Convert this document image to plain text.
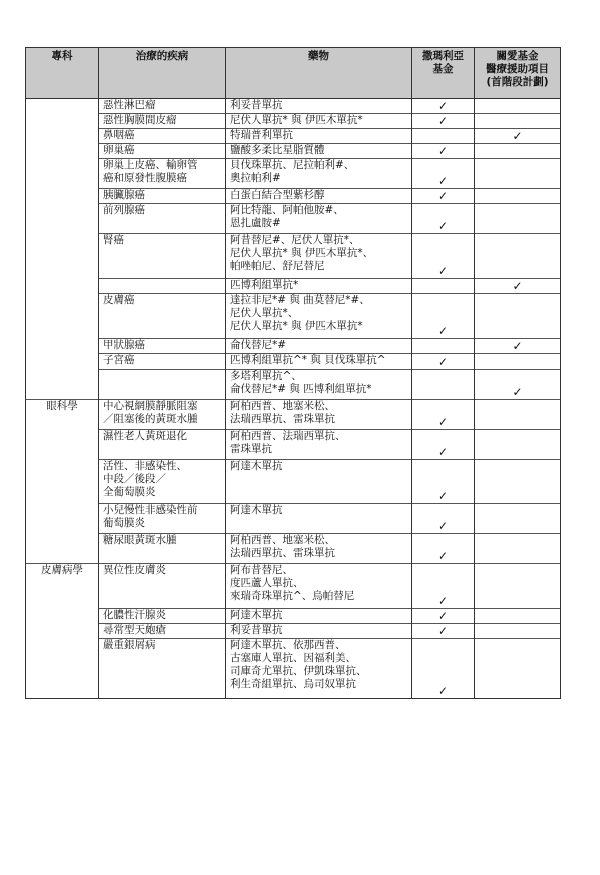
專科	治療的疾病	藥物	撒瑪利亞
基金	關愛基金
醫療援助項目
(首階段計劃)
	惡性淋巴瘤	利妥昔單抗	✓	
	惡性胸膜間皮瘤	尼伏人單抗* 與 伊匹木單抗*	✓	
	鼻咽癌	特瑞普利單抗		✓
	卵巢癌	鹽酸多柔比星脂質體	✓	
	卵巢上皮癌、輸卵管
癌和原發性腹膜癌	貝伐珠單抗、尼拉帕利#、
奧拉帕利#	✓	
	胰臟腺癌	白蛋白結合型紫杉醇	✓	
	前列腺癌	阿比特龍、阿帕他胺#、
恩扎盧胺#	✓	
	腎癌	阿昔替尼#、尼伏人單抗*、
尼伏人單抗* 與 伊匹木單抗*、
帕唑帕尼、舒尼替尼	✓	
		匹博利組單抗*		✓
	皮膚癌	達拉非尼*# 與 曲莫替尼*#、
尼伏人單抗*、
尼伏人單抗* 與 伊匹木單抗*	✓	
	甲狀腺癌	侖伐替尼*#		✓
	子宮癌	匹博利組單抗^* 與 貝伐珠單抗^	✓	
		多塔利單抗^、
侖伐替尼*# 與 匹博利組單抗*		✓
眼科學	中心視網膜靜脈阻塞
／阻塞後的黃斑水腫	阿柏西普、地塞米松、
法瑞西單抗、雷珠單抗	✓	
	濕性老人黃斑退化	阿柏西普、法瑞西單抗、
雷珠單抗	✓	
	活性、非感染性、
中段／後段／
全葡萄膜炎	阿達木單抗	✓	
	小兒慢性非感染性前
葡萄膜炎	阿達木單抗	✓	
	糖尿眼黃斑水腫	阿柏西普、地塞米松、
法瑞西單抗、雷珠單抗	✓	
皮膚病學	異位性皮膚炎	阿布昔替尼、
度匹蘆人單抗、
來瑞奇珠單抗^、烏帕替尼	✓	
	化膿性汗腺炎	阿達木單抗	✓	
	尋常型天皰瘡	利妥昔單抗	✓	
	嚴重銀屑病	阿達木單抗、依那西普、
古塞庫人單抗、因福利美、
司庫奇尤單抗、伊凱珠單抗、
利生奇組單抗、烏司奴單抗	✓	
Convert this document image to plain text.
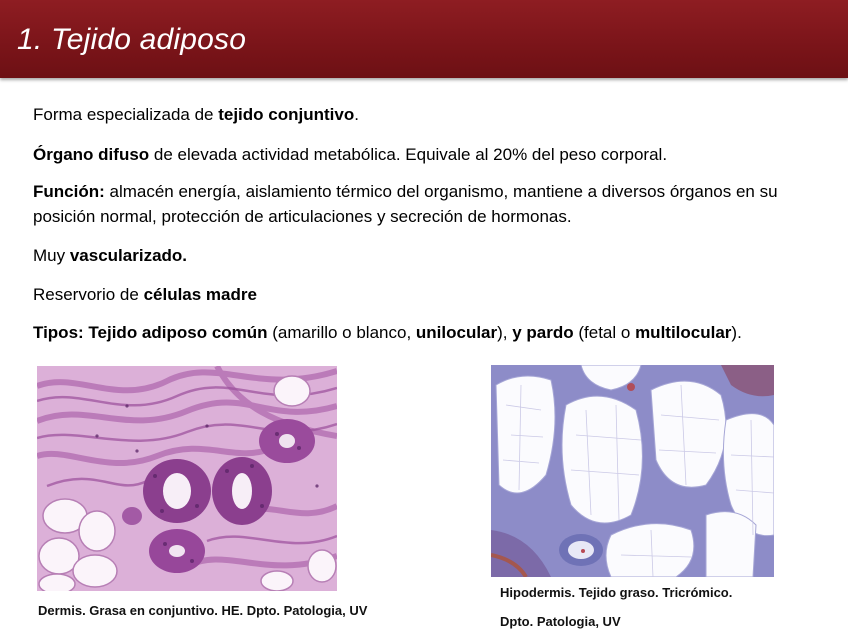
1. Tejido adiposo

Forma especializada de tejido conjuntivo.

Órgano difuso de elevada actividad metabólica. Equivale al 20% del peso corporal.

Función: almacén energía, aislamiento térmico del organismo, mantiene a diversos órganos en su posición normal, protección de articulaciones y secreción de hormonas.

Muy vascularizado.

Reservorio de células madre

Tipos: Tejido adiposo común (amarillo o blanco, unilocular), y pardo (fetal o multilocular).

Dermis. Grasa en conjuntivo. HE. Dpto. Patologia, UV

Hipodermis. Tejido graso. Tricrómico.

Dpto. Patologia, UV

* * *

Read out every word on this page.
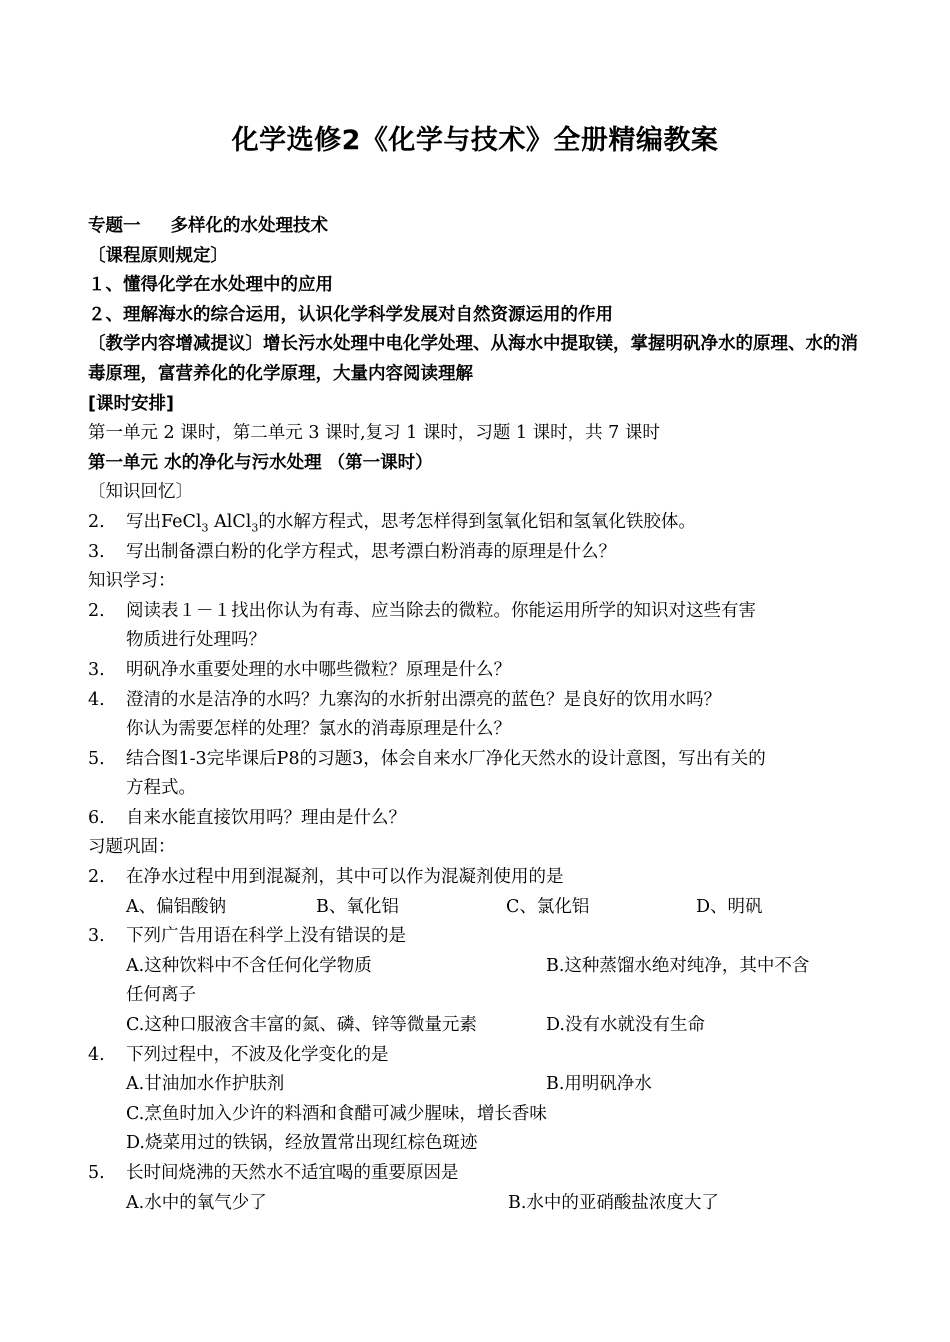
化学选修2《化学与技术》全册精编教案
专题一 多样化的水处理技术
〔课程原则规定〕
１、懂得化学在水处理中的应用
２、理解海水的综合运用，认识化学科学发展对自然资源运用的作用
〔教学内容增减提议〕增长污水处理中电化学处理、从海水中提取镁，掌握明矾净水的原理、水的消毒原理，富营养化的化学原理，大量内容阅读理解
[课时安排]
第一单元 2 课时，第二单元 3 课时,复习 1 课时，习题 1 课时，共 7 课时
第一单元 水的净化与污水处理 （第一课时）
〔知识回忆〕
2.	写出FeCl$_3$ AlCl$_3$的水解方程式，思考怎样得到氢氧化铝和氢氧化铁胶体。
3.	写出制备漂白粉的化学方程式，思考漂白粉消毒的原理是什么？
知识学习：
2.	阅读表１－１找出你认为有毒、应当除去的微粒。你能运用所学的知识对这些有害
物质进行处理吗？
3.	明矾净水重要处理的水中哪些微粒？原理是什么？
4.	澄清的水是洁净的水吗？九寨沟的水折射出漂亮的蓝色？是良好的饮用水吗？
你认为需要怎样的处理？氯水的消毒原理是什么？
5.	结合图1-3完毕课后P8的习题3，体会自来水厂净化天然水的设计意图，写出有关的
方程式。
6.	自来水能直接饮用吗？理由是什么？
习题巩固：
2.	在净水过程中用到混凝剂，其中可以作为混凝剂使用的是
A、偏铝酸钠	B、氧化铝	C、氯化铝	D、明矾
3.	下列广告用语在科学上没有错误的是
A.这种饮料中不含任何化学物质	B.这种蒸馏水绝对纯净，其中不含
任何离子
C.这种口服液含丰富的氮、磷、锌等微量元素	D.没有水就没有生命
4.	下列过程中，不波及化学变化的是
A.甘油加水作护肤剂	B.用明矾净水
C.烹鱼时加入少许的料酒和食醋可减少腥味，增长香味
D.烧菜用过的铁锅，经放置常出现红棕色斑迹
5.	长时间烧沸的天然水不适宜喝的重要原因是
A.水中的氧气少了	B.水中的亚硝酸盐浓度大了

* * *

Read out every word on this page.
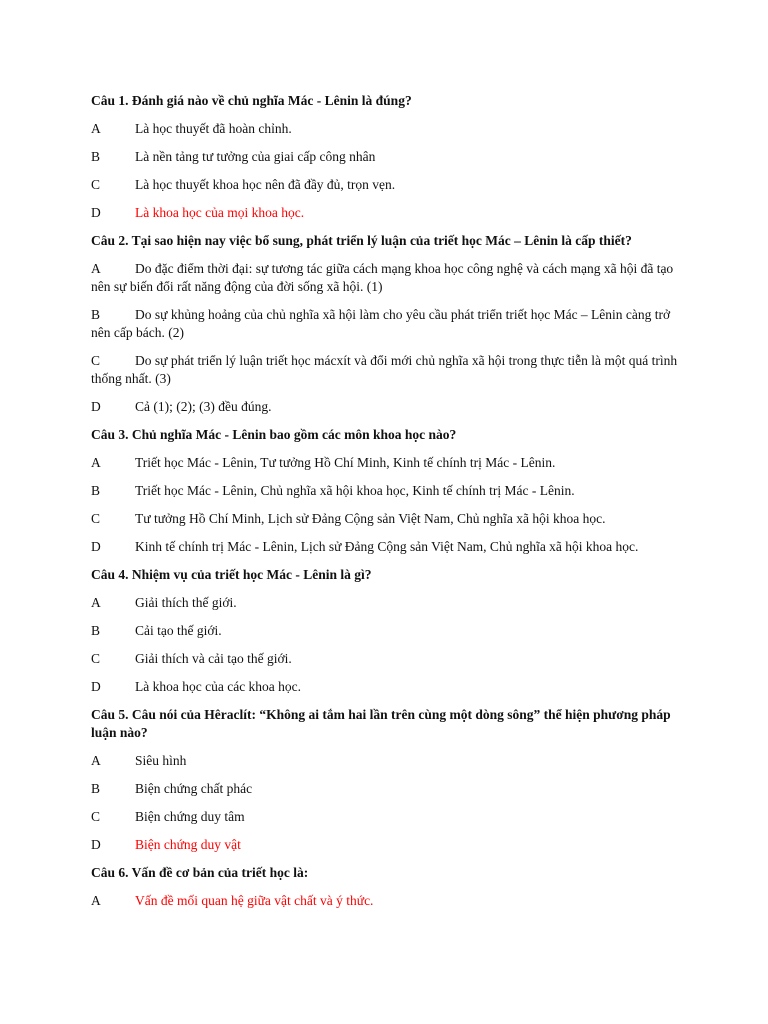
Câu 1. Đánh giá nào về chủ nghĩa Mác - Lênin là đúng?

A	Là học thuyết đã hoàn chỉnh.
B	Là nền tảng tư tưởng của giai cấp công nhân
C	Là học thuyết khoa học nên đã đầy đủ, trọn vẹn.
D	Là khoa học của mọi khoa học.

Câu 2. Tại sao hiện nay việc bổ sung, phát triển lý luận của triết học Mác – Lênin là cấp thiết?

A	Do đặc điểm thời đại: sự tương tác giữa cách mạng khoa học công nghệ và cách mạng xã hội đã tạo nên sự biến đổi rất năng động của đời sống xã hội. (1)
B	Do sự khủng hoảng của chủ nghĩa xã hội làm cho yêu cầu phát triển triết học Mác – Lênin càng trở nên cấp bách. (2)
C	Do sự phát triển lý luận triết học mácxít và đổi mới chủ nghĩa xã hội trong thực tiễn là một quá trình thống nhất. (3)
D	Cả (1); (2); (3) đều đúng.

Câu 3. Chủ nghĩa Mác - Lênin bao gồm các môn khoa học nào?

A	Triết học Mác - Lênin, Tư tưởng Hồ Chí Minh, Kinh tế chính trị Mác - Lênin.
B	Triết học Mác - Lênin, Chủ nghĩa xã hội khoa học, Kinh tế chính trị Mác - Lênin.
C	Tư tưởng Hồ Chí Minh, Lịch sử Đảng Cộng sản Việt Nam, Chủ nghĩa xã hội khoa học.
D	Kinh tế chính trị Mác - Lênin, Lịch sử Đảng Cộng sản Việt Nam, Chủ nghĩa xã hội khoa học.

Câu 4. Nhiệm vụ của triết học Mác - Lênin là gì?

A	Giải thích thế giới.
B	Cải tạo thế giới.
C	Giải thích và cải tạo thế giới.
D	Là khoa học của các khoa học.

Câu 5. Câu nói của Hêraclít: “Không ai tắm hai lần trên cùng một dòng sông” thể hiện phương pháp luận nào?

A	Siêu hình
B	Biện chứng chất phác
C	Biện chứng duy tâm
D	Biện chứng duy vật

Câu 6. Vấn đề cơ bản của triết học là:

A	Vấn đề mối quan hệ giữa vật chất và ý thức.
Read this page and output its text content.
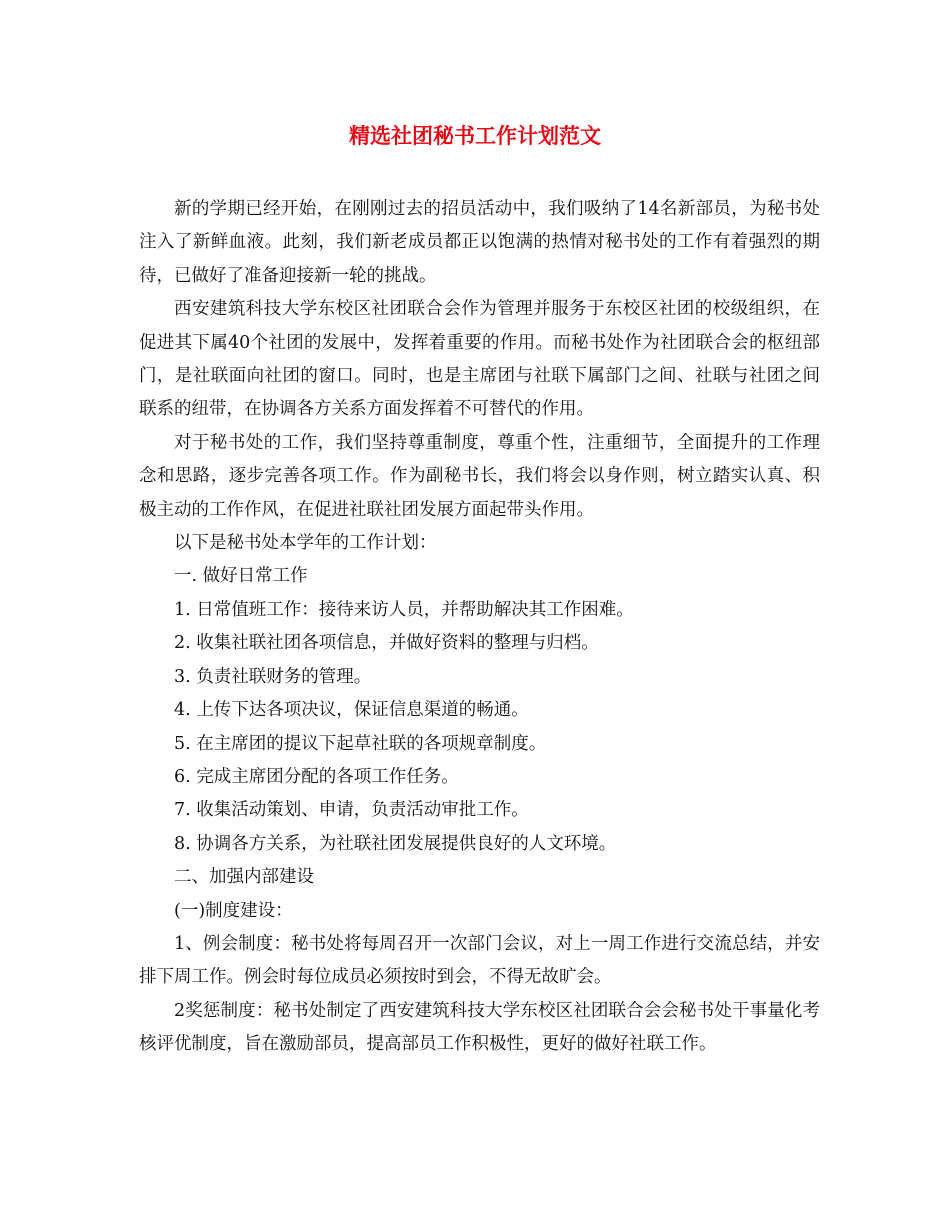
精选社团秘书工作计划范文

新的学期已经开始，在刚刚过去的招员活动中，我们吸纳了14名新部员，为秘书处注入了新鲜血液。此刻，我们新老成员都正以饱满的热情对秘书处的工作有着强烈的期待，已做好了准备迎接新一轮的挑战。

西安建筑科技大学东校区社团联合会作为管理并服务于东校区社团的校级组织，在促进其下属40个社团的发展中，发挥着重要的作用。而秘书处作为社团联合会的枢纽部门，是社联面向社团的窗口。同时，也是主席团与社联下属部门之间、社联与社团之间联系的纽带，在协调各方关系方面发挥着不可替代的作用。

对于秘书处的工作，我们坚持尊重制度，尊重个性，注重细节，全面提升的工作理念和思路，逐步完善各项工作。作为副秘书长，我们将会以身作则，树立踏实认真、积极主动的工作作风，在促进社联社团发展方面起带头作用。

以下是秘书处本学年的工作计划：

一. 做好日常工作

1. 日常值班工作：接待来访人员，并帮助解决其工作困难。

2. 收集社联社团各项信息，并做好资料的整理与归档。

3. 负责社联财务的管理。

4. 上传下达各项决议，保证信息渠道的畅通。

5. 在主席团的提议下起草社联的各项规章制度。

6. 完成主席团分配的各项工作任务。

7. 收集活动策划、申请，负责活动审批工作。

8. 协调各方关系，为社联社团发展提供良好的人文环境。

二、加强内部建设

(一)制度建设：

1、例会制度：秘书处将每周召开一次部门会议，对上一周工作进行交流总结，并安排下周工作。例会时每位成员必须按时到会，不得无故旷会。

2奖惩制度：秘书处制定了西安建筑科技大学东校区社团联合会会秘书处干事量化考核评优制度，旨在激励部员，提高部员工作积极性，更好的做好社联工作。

* * *

* **Exercise**: Determine how many lines of the material include the string "đúng". Output only that count.

* **Response**: 2